WRITTEN EXERCISE 1 » Copy the rows from the line containing "row-address: ул. Калича, д. 18" through the line containing "row-number: 5 [102,295,132,324]", including both of those lines, exactly as they appear.

EXCERPTED TEXT »
____
The Gunnar Öquist Fellowship programme was instituted five years ago by the Kempe Foundations, with the purpose of helping young scientists to achieve research breakthroughs.
2016 years awardee from Luleå University of Technology is Kentaro Umeki, associate professor in Energy Engineering, laboratory manager and research coordinator of thermochemical area at the Division of Energy Science.
The motivation for rewarding him the prize is:
“Kentaro Umeki has shown great ability to combine qualified academic research with practical applications. Born in 1982 in Miyazaki, Japan, he took his PhD in 2010 at the Tokyo Institute of Technology, in Environmental Science and Technology. He has been a guest researcher in Korea and Australia and did his postdoctoral research at the Royal Institute of Technology, Sweden, in 2011. He then became a research fellow at Luleå University of Technology, where he now is associate professor in Energy Engineering. Kentaro is also laboratory manager and research coordinator of thermochemical area at the Division of Energy Science. In 2015 he was given the innovative young researcher award by Norbotten Research Council.”
____
EXTRACTED INFORMATION »

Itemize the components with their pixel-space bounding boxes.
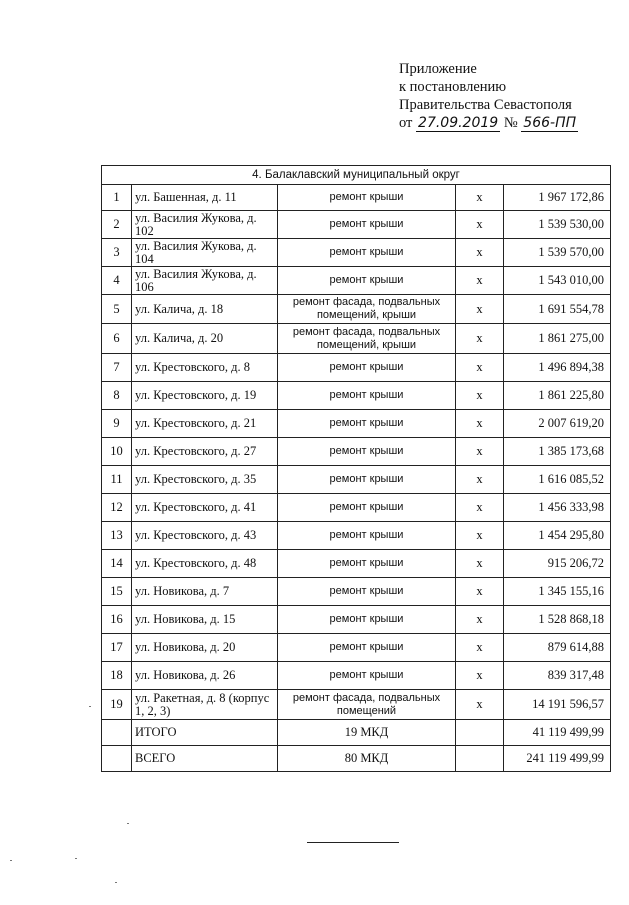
row-address: ул. Калича, д. 18 [132,295,278,324]
row-number: 16 [102,606,132,634]
row-mark: х [456,438,504,466]
row-amount: 1 496 894,38 [504,354,611,382]
table-row [102,295,611,324]
totals-empty [456,746,504,772]
row-mark: х [456,239,504,267]
row-number: 5 [102,295,132,324]
row-mark: х [456,185,504,211]
row-address: ул. Новикова, д. 20 [132,634,278,662]
row-work-type: ремонт крыши [278,606,456,634]
row-mark: х [456,466,504,494]
date-prefix: от [399,115,413,131]
row-address: ул. Калича, д. 20 [132,324,278,354]
appendix-subtitle: к постановлению [399,79,507,95]
table-row [102,466,611,494]
totals-label: ВСЕГО [132,746,278,772]
row-work-type: ремонт крыши [278,382,456,410]
row-address: ул. Новикова, д. 26 [132,662,278,690]
row-amount: 2 007 619,20 [504,410,611,438]
row-mark: х [456,634,504,662]
row-amount: 1 539 570,00 [504,239,611,267]
row-number: 19 [102,690,132,720]
row-amount: 1 861 275,00 [504,324,611,354]
appendix-date-line [399,114,578,132]
footer-divider [307,842,399,843]
row-work-type: ремонт крыши [278,410,456,438]
row-address: ул. Крестовского, д. 48 [132,550,278,578]
table-row [102,662,611,690]
totals-count: 80 МКД [278,746,456,772]
row-number: 17 [102,634,132,662]
row-address: ул. Новикова, д. 7 [132,578,278,606]
row-address: ул. Василия Жукова, д. 102 [132,211,278,239]
row-number: 9 [102,410,132,438]
handwritten-number: 566-ПП [523,115,577,131]
row-amount: 1 967 172,86 [504,185,611,211]
row-work-type: ремонт крыши [278,522,456,550]
row-amount: 839 317,48 [504,662,611,690]
handwritten-date: 27.09.2019 [418,115,499,131]
row-amount: 1 539 530,00 [504,211,611,239]
row-number: 4 [102,267,132,295]
table-row [102,606,611,634]
row-mark: х [456,382,504,410]
totals-label: ИТОГО [132,720,278,746]
row-address: ул. Крестовского, д. 43 [132,522,278,550]
row-address: ул. Крестовского, д. 19 [132,382,278,410]
scan-speck [127,823,129,824]
totals-empty [102,746,132,772]
row-number: 11 [102,466,132,494]
row-number: 7 [102,354,132,382]
row-work-type: ремонт крыши [278,494,456,522]
section-row [102,166,611,185]
buildings-table-body [102,166,611,772]
appendix-header [399,60,578,132]
table-row [102,690,611,720]
row-address: ул. Василия Жукова, д. 106 [132,267,278,295]
row-mark: х [456,662,504,690]
buildings-table [101,165,611,772]
row-mark: х [456,410,504,438]
totals-count: 19 МКД [278,720,456,746]
table-row [102,494,611,522]
totals-empty [102,720,132,746]
table-row [102,211,611,239]
number-prefix: № [503,115,518,131]
row-address: ул. Крестовского, д. 35 [132,466,278,494]
row-mark: х [456,606,504,634]
row-mark: х [456,550,504,578]
table-row [102,522,611,550]
row-work-type: ремонт крыши [278,185,456,211]
row-number: 2 [102,211,132,239]
row-amount: 1 345 155,16 [504,578,611,606]
row-work-type: ремонт фасада, подвальных помещений [278,690,456,720]
row-mark: х [456,324,504,354]
row-amount: 879 614,88 [504,634,611,662]
row-mark: х [456,211,504,239]
row-number: 8 [102,382,132,410]
totals-amount: 41 119 499,99 [504,720,611,746]
row-amount: 1 616 085,52 [504,466,611,494]
totals-row [102,720,611,746]
row-address: ул. Крестовского, д. 21 [132,410,278,438]
row-mark: х [456,578,504,606]
row-amount: 1 691 554,78 [504,295,611,324]
row-work-type: ремонт крыши [278,211,456,239]
row-mark: х [456,267,504,295]
row-work-type: ремонт фасада, подвальных помещений, крыши [278,324,456,354]
scan-speck [10,860,12,861]
totals-amount: 241 119 499,99 [504,746,611,772]
row-address: ул. Новикова, д. 15 [132,606,278,634]
row-number: 3 [102,239,132,267]
row-address: ул. Крестовского, д. 41 [132,494,278,522]
row-number: 10 [102,438,132,466]
row-number: 18 [102,662,132,690]
scan-speck [75,858,77,859]
row-number: 13 [102,522,132,550]
row-address: ул. Башенная, д. 11 [132,185,278,211]
table-row [102,438,611,466]
row-work-type: ремонт крыши [278,438,456,466]
row-address: ул. Крестовского, д. 8 [132,354,278,382]
table-row [102,550,611,578]
row-number: 6 [102,324,132,354]
row-address: ул. Василия Жукова, д. 104 [132,239,278,267]
table-row [102,578,611,606]
row-work-type: ремонт крыши [278,550,456,578]
table-row [102,267,611,295]
table-row [102,239,611,267]
appendix-issuer: Правительства Севастополя [399,97,572,113]
row-mark: х [456,494,504,522]
row-number: 14 [102,550,132,578]
row-number: 12 [102,494,132,522]
row-work-type: ремонт крыши [278,578,456,606]
appendix-title: Приложение [399,61,477,77]
row-amount: 14 191 596,57 [504,690,611,720]
row-amount: 1 543 010,00 [504,267,611,295]
row-amount: 1 385 173,68 [504,438,611,466]
row-mark: х [456,690,504,720]
row-work-type: ремонт крыши [278,267,456,295]
row-number: 1 [102,185,132,211]
row-address: ул. Ракетная, д. 8 (корпус 1, 2, 3) [132,690,278,720]
row-mark: х [456,295,504,324]
totals-empty [456,720,504,746]
row-mark: х [456,354,504,382]
table-row [102,634,611,662]
row-amount: 1 456 333,98 [504,494,611,522]
row-work-type: ремонт фасада, подвальных помещений, крыши [278,295,456,324]
row-work-type: ремонт крыши [278,239,456,267]
scan-speck [115,882,117,883]
row-amount: 1 861 225,80 [504,382,611,410]
row-address: ул. Крестовского, д. 27 [132,438,278,466]
row-amount: 915 206,72 [504,550,611,578]
row-amount: 1 454 295,80 [504,522,611,550]
scan-speck [89,706,91,707]
table-row [102,382,611,410]
section-title: 4. Балаклавский муниципальный округ [102,166,611,185]
table-row [102,410,611,438]
totals-row [102,746,611,772]
row-work-type: ремонт крыши [278,634,456,662]
row-work-type: ремонт крыши [278,662,456,690]
table-row [102,185,611,211]
row-amount: 1 528 868,18 [504,606,611,634]
row-work-type: ремонт крыши [278,354,456,382]
row-number: 15 [102,578,132,606]
table-row [102,354,611,382]
row-mark: х [456,522,504,550]
table-row [102,324,611,354]
row-work-type: ремонт крыши [278,466,456,494]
____
WRITTEN EXERCISE 2 » In the passage on the Gunnar Öquist Fellowship, rewrite the stretch from "The Gunnar Öquist" through "achieve research breakthroughs.", putting "early-career researchers" in place of "young scientists".

EXERCISE RESULT 1 »
row-address: ул. Калича, д. 18 [132,295,278,324]
row-number: 16 [102,606,132,634]
row-mark: х [456,438,504,466]
row-amount: 1 496 894,38 [504,354,611,382]
table-row [102,295,611,324]
totals-empty [456,746,504,772]
row-mark: х [456,239,504,267]
row-number: 5 [102,295,132,324]

EXERCISE RESULT 2 »
The Gunnar Öquist Fellowship programme was instituted five years ago by the Kempe Foundations, with the purpose of helping early-career researchers to achieve research breakthroughs.